§ **What the exercise asks**: Copy everything in the listing below word for word, apart from any images.

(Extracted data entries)
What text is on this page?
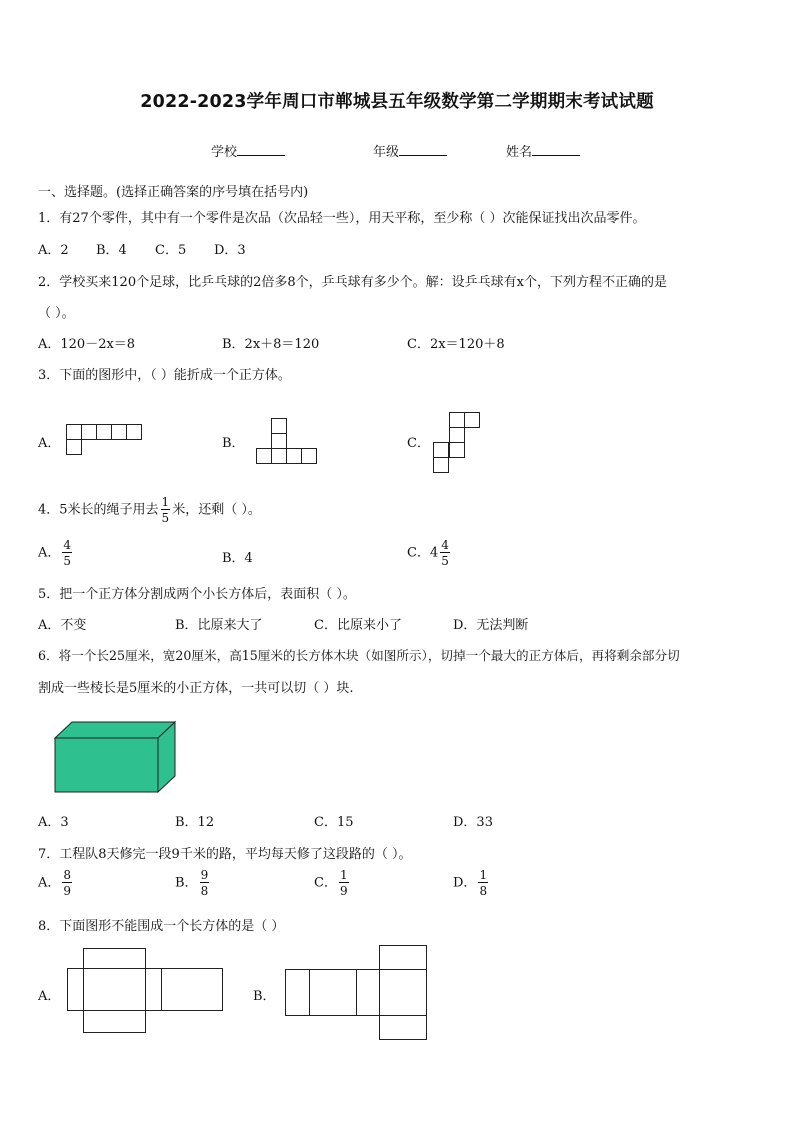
2022-2023学年周口市郸城县五年级数学第二学期期末考试试题
学校	年级	姓名
一、选择题。(选择正确答案的序号填在括号内)
1．有27个零件，其中有一个零件是次品（次品轻一些），用天平称，至少称（ ）次能保证找出次品零件。
A．2 B．4 C．5 D．3
2．学校买来120个足球，比乒乓球的2倍多8个，乒乓球有多少个。解：设乒乓球有x个，下列方程不正确的是
（ ）。
A．120－2x＝8	B．2x＋8＝120	C．2x＝120＋8
3．下面的图形中，（ ）能折成一个正方体。
A．	B．	C．
4．5米长的绳子用去 $\frac{1}{5}$ 米，还剩（ ）。
A． $\frac{4}{5}$	B．4	C．$4 \frac{4}{5}$
5．把一个正方体分割成两个小长方体后，表面积（ ）。
A．不变	B．比原来大了	C．比原来小了	D．无法判断
6．将一个长25厘米，宽20厘米，高15厘米的长方体木块（如图所示），切掉一个最大的正方体后，再将剩余部分切
割成一些棱长是5厘米的小正方体，一共可以切（ ）块.
A．3	B．12	C．15	D．33
7．工程队8天修完一段9千米的路，平均每天修了这段路的（ ）。
A． $\frac{8}{9}$	B． $\frac{9}{8}$	C． $\frac{1}{9}$	D． $\frac{1}{8}$
8．下面图形不能围成一个长方体的是（ ）
A．	B．
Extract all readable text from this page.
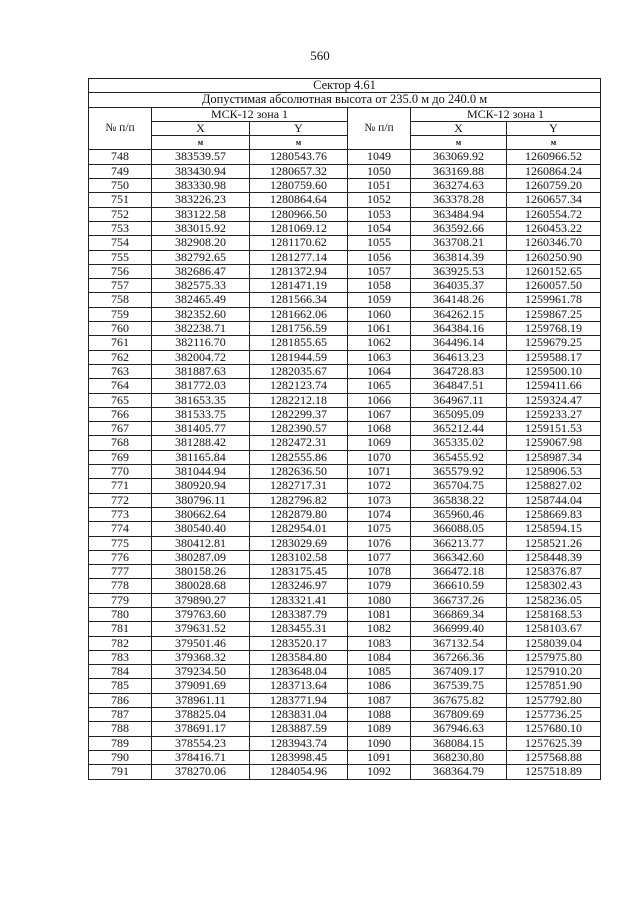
560
Сектор 4.61					
Допустимая абсолютная высота от 235.0 м до 240.0 м					
№ п/п	МСК-12 зона 1		№ п/п	МСК-12 зона 1	
	X	Y		X	Y
	м	м		м	м
748	383539.57	1280543.76	1049	363069.92	1260966.52
749	383430.94	1280657.32	1050	363169.88	1260864.24
750	383330.98	1280759.60	1051	363274.63	1260759.20
751	383226.23	1280864.64	1052	363378.28	1260657.34
752	383122.58	1280966.50	1053	363484.94	1260554.72
753	383015.92	1281069.12	1054	363592.66	1260453.22
754	382908.20	1281170.62	1055	363708.21	1260346.70
755	382792.65	1281277.14	1056	363814.39	1260250.90
756	382686.47	1281372.94	1057	363925.53	1260152.65
757	382575.33	1281471.19	1058	364035.37	1260057.50
758	382465.49	1281566.34	1059	364148.26	1259961.78
759	382352.60	1281662.06	1060	364262.15	1259867.25
760	382238.71	1281756.59	1061	364384.16	1259768.19
761	382116.70	1281855.65	1062	364496.14	1259679.25
762	382004.72	1281944.59	1063	364613.23	1259588.17
763	381887.63	1282035.67	1064	364728.83	1259500.10
764	381772.03	1282123.74	1065	364847.51	1259411.66
765	381653.35	1282212.18	1066	364967.11	1259324.47
766	381533.75	1282299.37	1067	365095.09	1259233.27
767	381405.77	1282390.57	1068	365212.44	1259151.53
768	381288.42	1282472.31	1069	365335.02	1259067.98
769	381165.84	1282555.86	1070	365455.92	1258987.34
770	381044.94	1282636.50	1071	365579.92	1258906.53
771	380920.94	1282717.31	1072	365704.75	1258827.02
772	380796.11	1282796.82	1073	365838.22	1258744.04
773	380662.64	1282879.80	1074	365960.46	1258669.83
774	380540.40	1282954.01	1075	366088.05	1258594.15
775	380412.81	1283029.69	1076	366213.77	1258521.26
776	380287.09	1283102.58	1077	366342.60	1258448.39
777	380158.26	1283175.45	1078	366472.18	1258376.87
778	380028.68	1283246.97	1079	366610.59	1258302.43
779	379890.27	1283321.41	1080	366737.26	1258236.05
780	379763.60	1283387.79	1081	366869.34	1258168.53
781	379631.52	1283455.31	1082	366999.40	1258103.67
782	379501.46	1283520.17	1083	367132.54	1258039.04
783	379368.32	1283584.80	1084	367266.36	1257975.80
784	379234.50	1283648.04	1085	367409.17	1257910.20
785	379091.69	1283713.64	1086	367539.75	1257851.90
786	378961.11	1283771.94	1087	367675.82	1257792.80
787	378825.04	1283831.04	1088	367809.69	1257736.25
788	378691.17	1283887.59	1089	367946.63	1257680.10
789	378554.23	1283943.74	1090	368084.15	1257625.39
790	378416.71	1283998.45	1091	368230.80	1257568.88
791	378270.06	1284054.96	1092	368364.79	1257518.89
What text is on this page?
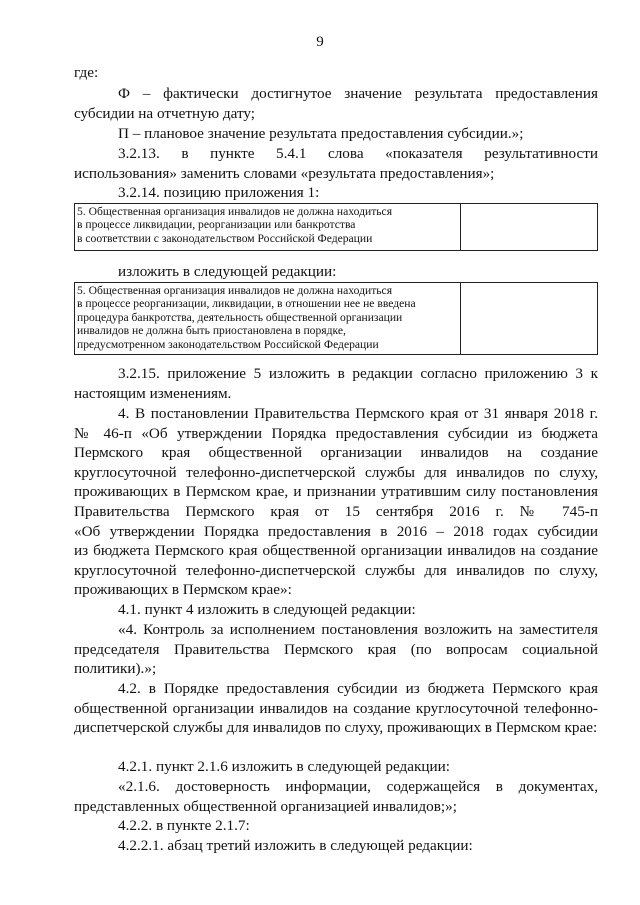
9

где:

Ф – фактически достигнутое значение результата предоставления субсидии на отчетную дату;

П – плановое значение результата предоставления субсидии.»;

3.2.13. в пункте 5.4.1 слова «показателя результативности использования» заменить словами «результата предоставления»;

3.2.14. позицию приложения 1:

5. Общественная организация инвалидов не должна находиться
в процессе ликвидации, реорганизации или банкротства
в соответствии с законодательством Российской Федерации

изложить в следующей редакции:

5. Общественная организация инвалидов не должна находиться
в процессе реорганизации, ликвидации, в отношении нее не введена
процедура банкротства, деятельность общественной организации
инвалидов не должна быть приостановлена в порядке,
предусмотренном законодательством Российской Федерации

3.2.15. приложение 5 изложить в редакции согласно приложению 3 к настоящим изменениям.

4. В постановлении Правительства Пермского края от 31 января 2018 г.
№ 46-п «Об утверждении Порядка предоставления субсидии из бюджета
Пермского края общественной организации инвалидов на создание
круглосуточной телефонно-диспетчерской службы для инвалидов по слуху,
проживающих в Пермском крае, и признании утратившим силу постановления
Правительства Пермского края от 15 сентября 2016 г. № 745-п
«Об утверждении Порядка предоставления в 2016 – 2018 годах субсидии
из бюджета Пермского края общественной организации инвалидов на создание
круглосуточной телефонно-диспетчерской службы для инвалидов по слуху,
проживающих в Пермском крае»:

4.1. пункт 4 изложить в следующей редакции:

«4. Контроль за исполнением постановления возложить на заместителя председателя Правительства Пермского края (по вопросам социальной политики).»;

4.2. в Порядке предоставления субсидии из бюджета Пермского края общественной организации инвалидов на создание круглосуточной телефонно-диспетчерской службы для инвалидов по слуху, проживающих в Пермском крае:

4.2.1. пункт 2.1.6 изложить в следующей редакции:

«2.1.6. достоверность информации, содержащейся в документах, представленных общественной организацией инвалидов;»;

4.2.2. в пункте 2.1.7:

4.2.2.1. абзац третий изложить в следующей редакции:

§ **Exercise answer**:
What text is on this page?
2022-2023学年周口市郸城县五年级数学第二学期期末考试试题
学校	年级	姓名
一、选择题。(选择正确答案的序号填在括号内)
1．有27个零件，其中有一个零件是次品（次品轻一些），用天平称，至少称（ ）次能保证找出次品零件。
A．2 B．4 C．5 D．3
2．学校买来120个足球，比乒乓球的2倍多8个，乒乓球有多少个。解：设乒乓球有x个，下列方程不正确的是
（ ）。
A．120－2x＝8	B．2x＋8＝120	C．2x＝120＋8
3．下面的图形中，（ ）能折成一个正方体。
A．	B．	C．
4．5米长的绳子用去 $\frac{1}{5}$ 米，还剩（ ）。
A． $\frac{4}{5}$	B．4	C．$4 \frac{4}{5}$
5．把一个正方体分割成两个小长方体后，表面积（ ）。
A．不变	B．比原来大了	C．比原来小了	D．无法判断
6．将一个长25厘米，宽20厘米，高15厘米的长方体木块（如图所示），切掉一个最大的正方体后，再将剩余部分切
割成一些棱长是5厘米的小正方体，一共可以切（ ）块.
A．3	B．12	C．15	D．33
7．工程队8天修完一段9千米的路，平均每天修了这段路的（ ）。
A． $\frac{8}{9}$	B． $\frac{9}{8}$	C． $\frac{1}{9}$	D． $\frac{1}{8}$
8．下面图形不能围成一个长方体的是（ ）
A．	B．
Extract all readable text from this page.
560
Сектор 4.61					
Допустимая абсолютная высота от 235.0 м до 240.0 м					
№ п/п	МСК-12 зона 1		№ п/п	МСК-12 зона 1	
	X	Y		X	Y
	м	м		м	м
748	383539.57	1280543.76	1049	363069.92	1260966.52
749	383430.94	1280657.32	1050	363169.88	1260864.24
750	383330.98	1280759.60	1051	363274.63	1260759.20
751	383226.23	1280864.64	1052	363378.28	1260657.34
752	383122.58	1280966.50	1053	363484.94	1260554.72
753	383015.92	1281069.12	1054	363592.66	1260453.22
754	382908.20	1281170.62	1055	363708.21	1260346.70
755	382792.65	1281277.14	1056	363814.39	1260250.90
756	382686.47	1281372.94	1057	363925.53	1260152.65
757	382575.33	1281471.19	1058	364035.37	1260057.50
758	382465.49	1281566.34	1059	364148.26	1259961.78
759	382352.60	1281662.06	1060	364262.15	1259867.25
760	382238.71	1281756.59	1061	364384.16	1259768.19
761	382116.70	1281855.65	1062	364496.14	1259679.25
762	382004.72	1281944.59	1063	364613.23	1259588.17
763	381887.63	1282035.67	1064	364728.83	1259500.10
764	381772.03	1282123.74	1065	364847.51	1259411.66
765	381653.35	1282212.18	1066	364967.11	1259324.47
766	381533.75	1282299.37	1067	365095.09	1259233.27
767	381405.77	1282390.57	1068	365212.44	1259151.53
768	381288.42	1282472.31	1069	365335.02	1259067.98
769	381165.84	1282555.86	1070	365455.92	1258987.34
770	381044.94	1282636.50	1071	365579.92	1258906.53
771	380920.94	1282717.31	1072	365704.75	1258827.02
772	380796.11	1282796.82	1073	365838.22	1258744.04
773	380662.64	1282879.80	1074	365960.46	1258669.83
774	380540.40	1282954.01	1075	366088.05	1258594.15
775	380412.81	1283029.69	1076	366213.77	1258521.26
776	380287.09	1283102.58	1077	366342.60	1258448.39
777	380158.26	1283175.45	1078	366472.18	1258376.87
778	380028.68	1283246.97	1079	366610.59	1258302.43
779	379890.27	1283321.41	1080	366737.26	1258236.05
780	379763.60	1283387.79	1081	366869.34	1258168.53
781	379631.52	1283455.31	1082	366999.40	1258103.67
782	379501.46	1283520.17	1083	367132.54	1258039.04
783	379368.32	1283584.80	1084	367266.36	1257975.80
784	379234.50	1283648.04	1085	367409.17	1257910.20
785	379091.69	1283713.64	1086	367539.75	1257851.90
786	378961.11	1283771.94	1087	367675.82	1257792.80
787	378825.04	1283831.04	1088	367809.69	1257736.25
788	378691.17	1283887.59	1089	367946.63	1257680.10
789	378554.23	1283943.74	1090	368084.15	1257625.39
790	378416.71	1283998.45	1091	368230.80	1257568.88
791	378270.06	1284054.96	1092	368364.79	1257518.89
What text is on this page?
9

где:

Ф – фактически достигнутое значение результата предоставления субсидии на отчетную дату;

П – плановое значение результата предоставления субсидии.»;

3.2.13. в пункте 5.4.1 слова «показателя результативности использования» заменить словами «результата предоставления»;

3.2.14. позицию приложения 1:

5. Общественная организация инвалидов не должна находиться
в процессе ликвидации, реорганизации или банкротства
в соответствии с законодательством Российской Федерации

изложить в следующей редакции:

5. Общественная организация инвалидов не должна находиться
в процессе реорганизации, ликвидации, в отношении нее не введена
процедура банкротства, деятельность общественной организации
инвалидов не должна быть приостановлена в порядке,
предусмотренном законодательством Российской Федерации

3.2.15. приложение 5 изложить в редакции согласно приложению 3 к настоящим изменениям.

4. В постановлении Правительства Пермского края от 31 января 2018 г.
№ 46-п «Об утверждении Порядка предоставления субсидии из бюджета
Пермского края общественной организации инвалидов на создание
круглосуточной телефонно-диспетчерской службы для инвалидов по слуху,
проживающих в Пермском крае, и признании утратившим силу постановления
Правительства Пермского края от 15 сентября 2016 г. № 745-п
«Об утверждении Порядка предоставления в 2016 – 2018 годах субсидии
из бюджета Пермского края общественной организации инвалидов на создание
круглосуточной телефонно-диспетчерской службы для инвалидов по слуху,
проживающих в Пермском крае»:

4.1. пункт 4 изложить в следующей редакции:

«4. Контроль за исполнением постановления возложить на заместителя председателя Правительства Пермского края (по вопросам социальной политики).»;

4.2. в Порядке предоставления субсидии из бюджета Пермского края общественной организации инвалидов на создание круглосуточной телефонно-диспетчерской службы для инвалидов по слуху, проживающих в Пермском крае:

4.2.1. пункт 2.1.6 изложить в следующей редакции:

«2.1.6. достоверность информации, содержащейся в документах, представленных общественной организацией инвалидов;»;

4.2.2. в пункте 2.1.7:

4.2.2.1. абзац третий изложить в следующей редакции:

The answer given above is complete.